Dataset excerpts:
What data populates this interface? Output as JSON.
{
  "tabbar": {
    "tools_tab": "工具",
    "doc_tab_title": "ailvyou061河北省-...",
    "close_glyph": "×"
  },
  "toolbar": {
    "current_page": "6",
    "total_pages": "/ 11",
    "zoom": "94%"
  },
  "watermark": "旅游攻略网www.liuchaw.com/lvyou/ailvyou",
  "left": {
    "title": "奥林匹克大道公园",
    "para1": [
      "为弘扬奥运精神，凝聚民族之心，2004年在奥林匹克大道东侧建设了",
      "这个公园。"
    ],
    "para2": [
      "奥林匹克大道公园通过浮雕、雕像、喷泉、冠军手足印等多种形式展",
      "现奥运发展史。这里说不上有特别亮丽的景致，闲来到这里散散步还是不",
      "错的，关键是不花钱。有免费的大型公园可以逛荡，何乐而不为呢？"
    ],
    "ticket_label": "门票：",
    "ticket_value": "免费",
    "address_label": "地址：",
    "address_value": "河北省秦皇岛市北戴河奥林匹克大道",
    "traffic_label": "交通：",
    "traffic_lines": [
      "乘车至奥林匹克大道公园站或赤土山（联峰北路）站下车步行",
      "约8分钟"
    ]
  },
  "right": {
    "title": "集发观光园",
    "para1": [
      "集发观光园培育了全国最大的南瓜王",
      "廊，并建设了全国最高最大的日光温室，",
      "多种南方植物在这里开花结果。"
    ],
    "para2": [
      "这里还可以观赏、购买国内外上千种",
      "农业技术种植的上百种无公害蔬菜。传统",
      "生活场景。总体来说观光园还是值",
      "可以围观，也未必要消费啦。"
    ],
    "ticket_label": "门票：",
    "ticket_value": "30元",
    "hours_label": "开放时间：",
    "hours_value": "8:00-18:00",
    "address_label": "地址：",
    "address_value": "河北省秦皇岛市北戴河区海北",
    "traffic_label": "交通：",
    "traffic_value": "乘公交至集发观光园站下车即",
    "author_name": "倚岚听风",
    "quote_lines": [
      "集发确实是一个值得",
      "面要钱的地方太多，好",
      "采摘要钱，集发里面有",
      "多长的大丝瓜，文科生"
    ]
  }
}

THE PROBLEM:
The listing above should be transcribed in full, exactly as written.

SOLUTION TO THIS EXERCISE:
What data populates this interface? Output as JSON.
{
  "tabbar": {
    "tools_tab": "工具",
    "doc_tab_title": "ailvyou061河北省-...",
    "close_glyph": "×"
  },
  "toolbar": {
    "current_page": "6",
    "total_pages": "/ 11",
    "zoom": "94%"
  },
  "watermark": "旅游攻略网www.liuchaw.com/lvyou/ailvyou",
  "left": {
    "title": "奥林匹克大道公园",
    "para1": [
      "为弘扬奥运精神，凝聚民族之心，2004年在奥林匹克大道东侧建设了",
      "这个公园。"
    ],
    "para2": [
      "奥林匹克大道公园通过浮雕、雕像、喷泉、冠军手足印等多种形式展",
      "现奥运发展史。这里说不上有特别亮丽的景致，闲来到这里散散步还是不",
      "错的，关键是不花钱。有免费的大型公园可以逛荡，何乐而不为呢？"
    ],
    "ticket_label": "门票：",
    "ticket_value": "免费",
    "address_label": "地址：",
    "address_value": "河北省秦皇岛市北戴河奥林匹克大道",
    "traffic_label": "交通：",
    "traffic_lines": [
      "乘车至奥林匹克大道公园站或赤土山（联峰北路）站下车步行",
      "约8分钟"
    ]
  },
  "right": {
    "title": "集发观光园",
    "para1": [
      "集发观光园培育了全国最大的南瓜王",
      "廊，并建设了全国最高最大的日光温室，",
      "多种南方植物在这里开花结果。"
    ],
    "para2": [
      "这里还可以观赏、购买国内外上千种",
      "农业技术种植的上百种无公害蔬菜。传统",
      "生活场景。总体来说观光园还是值",
      "可以围观，也未必要消费啦。"
    ],
    "ticket_label": "门票：",
    "ticket_value": "30元",
    "hours_label": "开放时间：",
    "hours_value": "8:00-18:00",
    "address_label": "地址：",
    "address_value": "河北省秦皇岛市北戴河区海北",
    "traffic_label": "交通：",
    "traffic_value": "乘公交至集发观光园站下车即",
    "author_name": "倚岚听风",
    "quote_lines": [
      "集发确实是一个值得",
      "面要钱的地方太多，好",
      "采摘要钱，集发里面有",
      "多长的大丝瓜，文科生"
    ]
  }
}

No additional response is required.